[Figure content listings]
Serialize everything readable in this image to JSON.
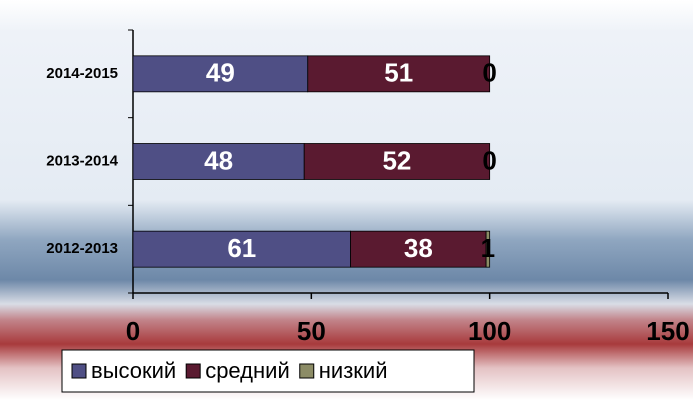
{
  "chart_data": {
    "type": "stacked_barh",
    "categories": [
      "2012-2013",
      "2013-2014",
      "2014-2015"
    ],
    "series": [
      {
        "name": "высокий",
        "color": "#4f4f85",
        "values": [
          61,
          48,
          49
        ]
      },
      {
        "name": "средний",
        "color": "#5a1a30",
        "values": [
          38,
          52,
          51
        ]
      },
      {
        "name": "низкий",
        "color": "#8c8c66",
        "values": [
          1,
          0,
          0
        ]
      }
    ],
    "xlim": [
      0,
      150
    ],
    "xticks": [
      0,
      50,
      100,
      150
    ],
    "legend": "bottom"
  }
}
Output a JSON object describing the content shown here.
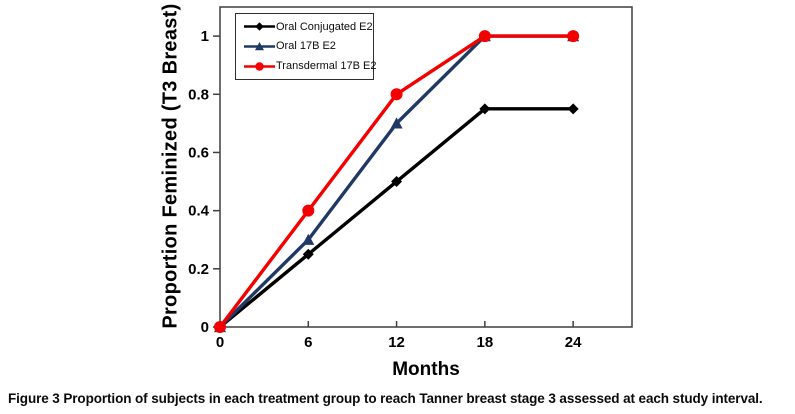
{
  "figure": {
    "caption_label": "Figure 3",
    "caption_text": "Proportion of subjects in each treatment group to reach Tanner breast stage 3 assessed at each study interval."
  },
  "chart_data": {
    "type": "line",
    "title": "",
    "xlabel": "Months",
    "ylabel": "Proportion Feminized (T3 Breast)",
    "x": [
      0,
      6,
      12,
      18,
      24
    ],
    "x_ticks": [
      0,
      6,
      12,
      18,
      24
    ],
    "y_ticks": [
      0,
      0.2,
      0.4,
      0.6,
      0.8,
      1
    ],
    "xlim": [
      0,
      28
    ],
    "ylim": [
      0,
      1.1
    ],
    "grid": false,
    "legend_position": "top-left-inside",
    "colors": {
      "black_series": "#000000",
      "navy_series": "#1F3864",
      "red_series": "#F40000",
      "axis": "#3f3f3f"
    },
    "series": [
      {
        "name": "Oral Conjugated E2",
        "color": "#000000",
        "marker": "diamond",
        "values": [
          0,
          0.25,
          0.5,
          0.75,
          0.75
        ]
      },
      {
        "name": "Oral 17B E2",
        "color": "#1F3864",
        "marker": "triangle",
        "values": [
          0,
          0.3,
          0.7,
          1,
          1
        ]
      },
      {
        "name": "Transdermal 17B E2",
        "color": "#F40000",
        "marker": "circle",
        "values": [
          0,
          0.4,
          0.8,
          1,
          1
        ]
      }
    ]
  }
}
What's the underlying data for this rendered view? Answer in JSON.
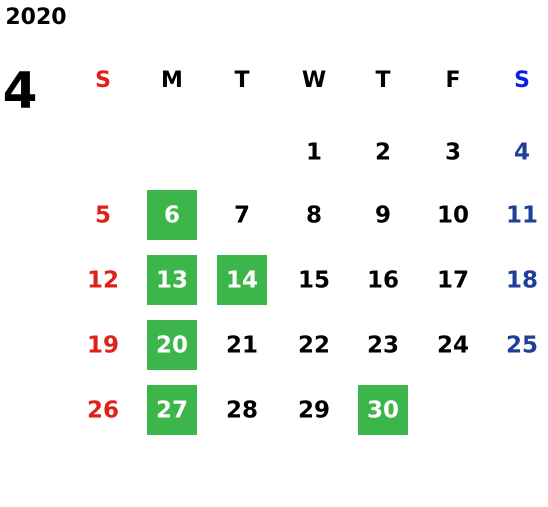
{
  "calendar": {
    "year": "2020",
    "month": "4",
    "weekdays": [
      "S",
      "M",
      "T",
      "W",
      "T",
      "F",
      "S"
    ],
    "weeks": [
      [
        null,
        null,
        null,
        1,
        2,
        3,
        4
      ],
      [
        5,
        6,
        7,
        8,
        9,
        10,
        11
      ],
      [
        12,
        13,
        14,
        15,
        16,
        17,
        18
      ],
      [
        19,
        20,
        21,
        22,
        23,
        24,
        25
      ],
      [
        26,
        27,
        28,
        29,
        30,
        null,
        null
      ]
    ],
    "highlighted": [
      6,
      13,
      14,
      20,
      27,
      30
    ],
    "highlight_color": "#3cb54a",
    "sunday_color": "#e0201a",
    "saturday_color": "#1f3f9a",
    "saturday_header_color": "#0a1ee6"
  }
}
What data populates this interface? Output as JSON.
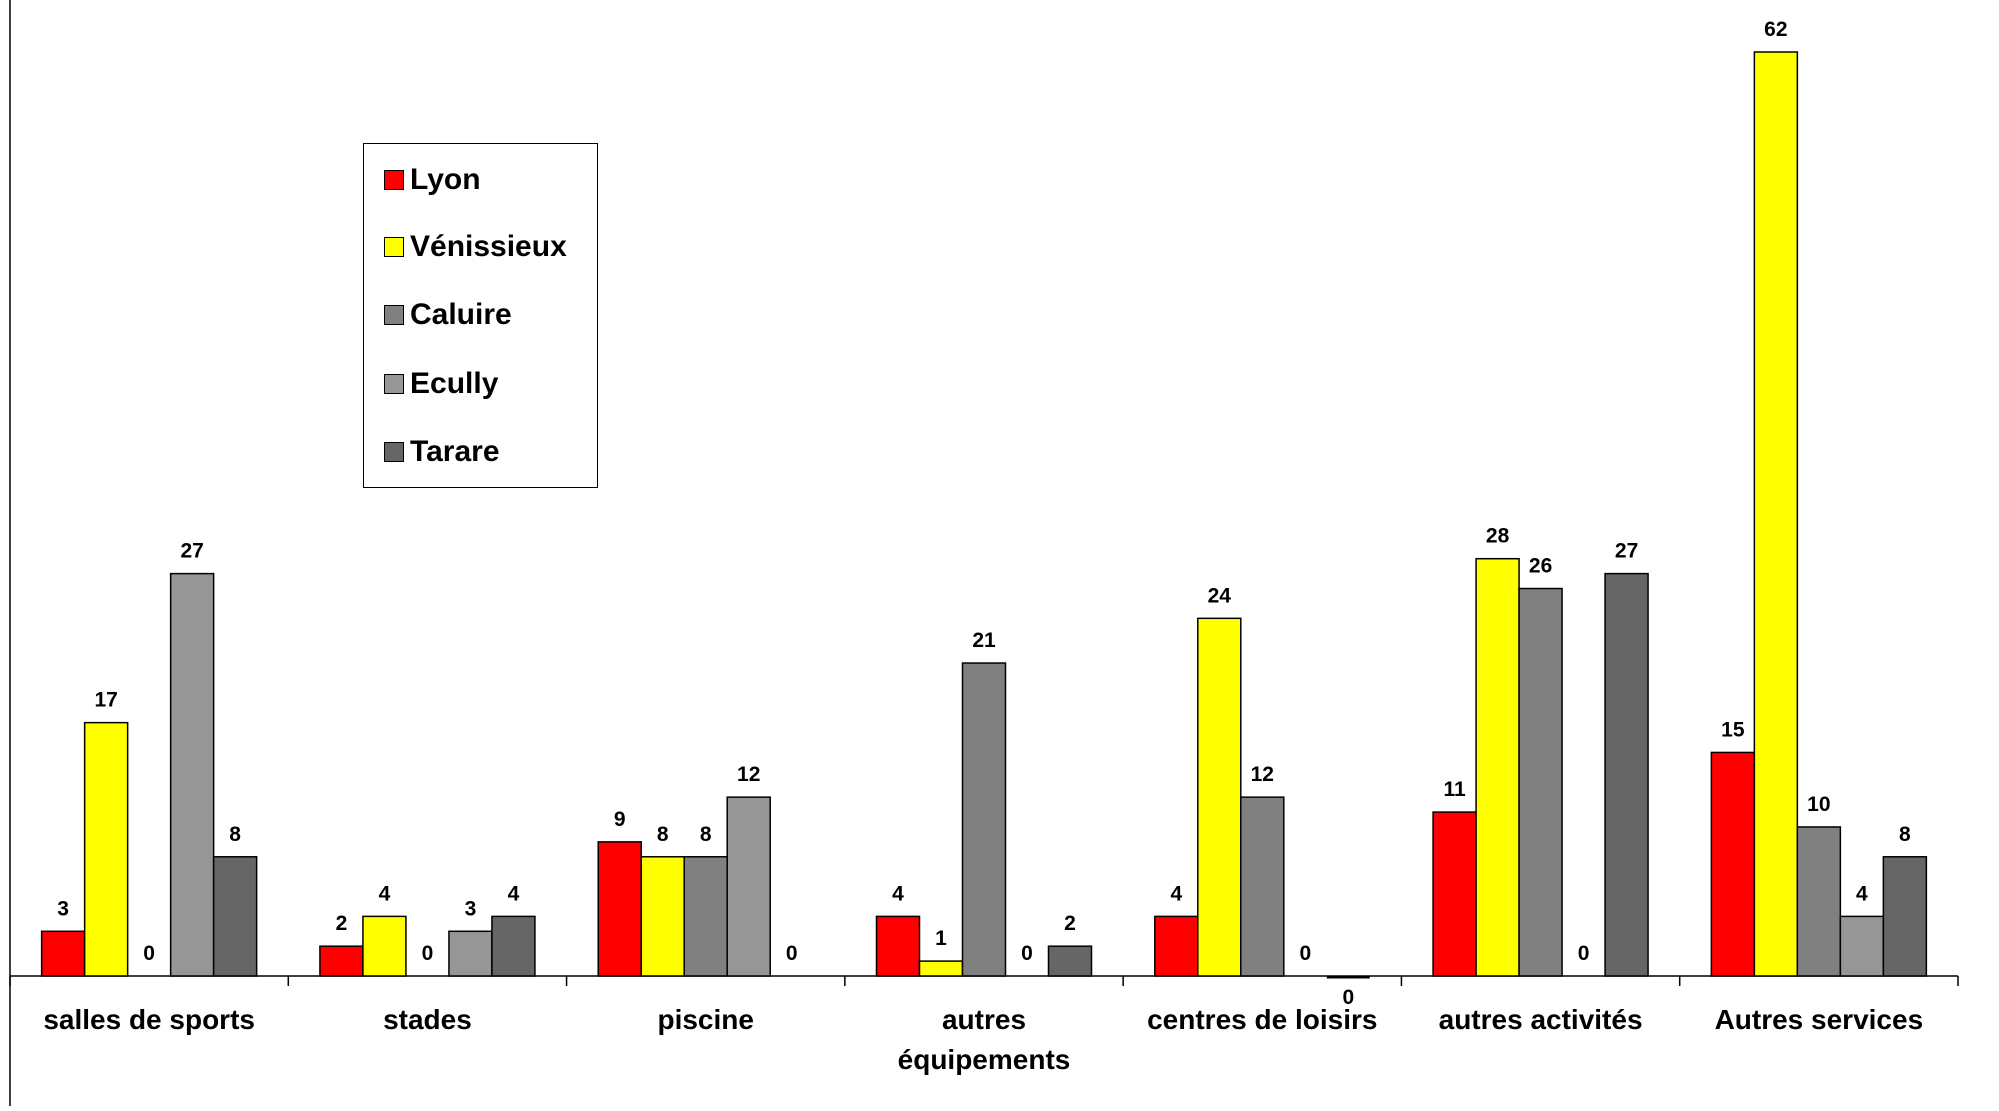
{
  "chart_data": {
    "type": "bar",
    "title": "",
    "xlabel": "",
    "ylabel": "",
    "ylim": [
      0,
      64
    ],
    "grid": false,
    "legend_position": "upper-left",
    "categories": [
      [
        "salles de sports"
      ],
      [
        "stades"
      ],
      [
        "piscine"
      ],
      [
        "autres",
        "équipements"
      ],
      [
        "centres de loisirs"
      ],
      [
        "autres activités"
      ],
      [
        "Autres services"
      ]
    ],
    "series": [
      {
        "name": "Lyon",
        "color": "#ff0000",
        "values": [
          3,
          2,
          9,
          4,
          4,
          11,
          15
        ]
      },
      {
        "name": "Vénissieux",
        "color": "#ffff00",
        "values": [
          17,
          4,
          8,
          1,
          24,
          28,
          62
        ]
      },
      {
        "name": "Caluire",
        "color": "#808080",
        "values": [
          0,
          0,
          8,
          21,
          12,
          26,
          10
        ]
      },
      {
        "name": "Ecully",
        "color": "#969696",
        "values": [
          27,
          3,
          12,
          0,
          0,
          0,
          4
        ]
      },
      {
        "name": "Tarare",
        "color": "#666666",
        "values": [
          8,
          4,
          0,
          2,
          0,
          27,
          8
        ]
      }
    ]
  }
}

** Exercise description **
Repeat everything in the records precisely. Images are excluded from the copy.

** Problem solution **
Serialize everything readable in this image to JSON.
{
  "chart_data": {
    "type": "stacked_barh",
    "categories": [
      "2012-2013",
      "2013-2014",
      "2014-2015"
    ],
    "series": [
      {
        "name": "высокий",
        "color": "#4f4f85",
        "values": [
          61,
          48,
          49
        ]
      },
      {
        "name": "средний",
        "color": "#5a1a30",
        "values": [
          38,
          52,
          51
        ]
      },
      {
        "name": "низкий",
        "color": "#8c8c66",
        "values": [
          1,
          0,
          0
        ]
      }
    ],
    "xlim": [
      0,
      150
    ],
    "xticks": [
      0,
      50,
      100,
      150
    ],
    "legend": "bottom"
  }
}
Output a JSON object describing the content shown here.
{
  "figure": {
    "caption_label": "Figure 3",
    "caption_text": "Proportion of subjects in each treatment group to reach Tanner breast stage 3 assessed at each study interval."
  },
  "chart_data": {
    "type": "line",
    "title": "",
    "xlabel": "Months",
    "ylabel": "Proportion Feminized (T3 Breast)",
    "x": [
      0,
      6,
      12,
      18,
      24
    ],
    "x_ticks": [
      0,
      6,
      12,
      18,
      24
    ],
    "y_ticks": [
      0,
      0.2,
      0.4,
      0.6,
      0.8,
      1
    ],
    "xlim": [
      0,
      28
    ],
    "ylim": [
      0,
      1.1
    ],
    "grid": false,
    "legend_position": "top-left-inside",
    "colors": {
      "black_series": "#000000",
      "navy_series": "#1F3864",
      "red_series": "#F40000",
      "axis": "#3f3f3f"
    },
    "series": [
      {
        "name": "Oral Conjugated E2",
        "color": "#000000",
        "marker": "diamond",
        "values": [
          0,
          0.25,
          0.5,
          0.75,
          0.75
        ]
      },
      {
        "name": "Oral 17B E2",
        "color": "#1F3864",
        "marker": "triangle",
        "values": [
          0,
          0.3,
          0.7,
          1,
          1
        ]
      },
      {
        "name": "Transdermal 17B E2",
        "color": "#F40000",
        "marker": "circle",
        "values": [
          0,
          0.4,
          0.8,
          1,
          1
        ]
      }
    ]
  }
}
What's the underlying data for this rendered view? Answer in JSON.
{
  "calendar": {
    "year": "2020",
    "month": "4",
    "weekdays": [
      "S",
      "M",
      "T",
      "W",
      "T",
      "F",
      "S"
    ],
    "weeks": [
      [
        null,
        null,
        null,
        1,
        2,
        3,
        4
      ],
      [
        5,
        6,
        7,
        8,
        9,
        10,
        11
      ],
      [
        12,
        13,
        14,
        15,
        16,
        17,
        18
      ],
      [
        19,
        20,
        21,
        22,
        23,
        24,
        25
      ],
      [
        26,
        27,
        28,
        29,
        30,
        null,
        null
      ]
    ],
    "highlighted": [
      6,
      13,
      14,
      20,
      27,
      30
    ],
    "highlight_color": "#3cb54a",
    "sunday_color": "#e0201a",
    "saturday_color": "#1f3f9a",
    "saturday_header_color": "#0a1ee6"
  }
}
What data populates this interface? Output as JSON.
{
  "chart_data": {
    "type": "bar",
    "title": "",
    "xlabel": "",
    "ylabel": "",
    "ylim": [
      0,
      64
    ],
    "grid": false,
    "legend_position": "upper-left",
    "categories": [
      [
        "salles de sports"
      ],
      [
        "stades"
      ],
      [
        "piscine"
      ],
      [
        "autres",
        "équipements"
      ],
      [
        "centres de loisirs"
      ],
      [
        "autres activités"
      ],
      [
        "Autres services"
      ]
    ],
    "series": [
      {
        "name": "Lyon",
        "color": "#ff0000",
        "values": [
          3,
          2,
          9,
          4,
          4,
          11,
          15
        ]
      },
      {
        "name": "Vénissieux",
        "color": "#ffff00",
        "values": [
          17,
          4,
          8,
          1,
          24,
          28,
          62
        ]
      },
      {
        "name": "Caluire",
        "color": "#808080",
        "values": [
          0,
          0,
          8,
          21,
          12,
          26,
          10
        ]
      },
      {
        "name": "Ecully",
        "color": "#969696",
        "values": [
          27,
          3,
          12,
          0,
          0,
          0,
          4
        ]
      },
      {
        "name": "Tarare",
        "color": "#666666",
        "values": [
          8,
          4,
          0,
          2,
          0,
          27,
          8
        ]
      }
    ]
  }
}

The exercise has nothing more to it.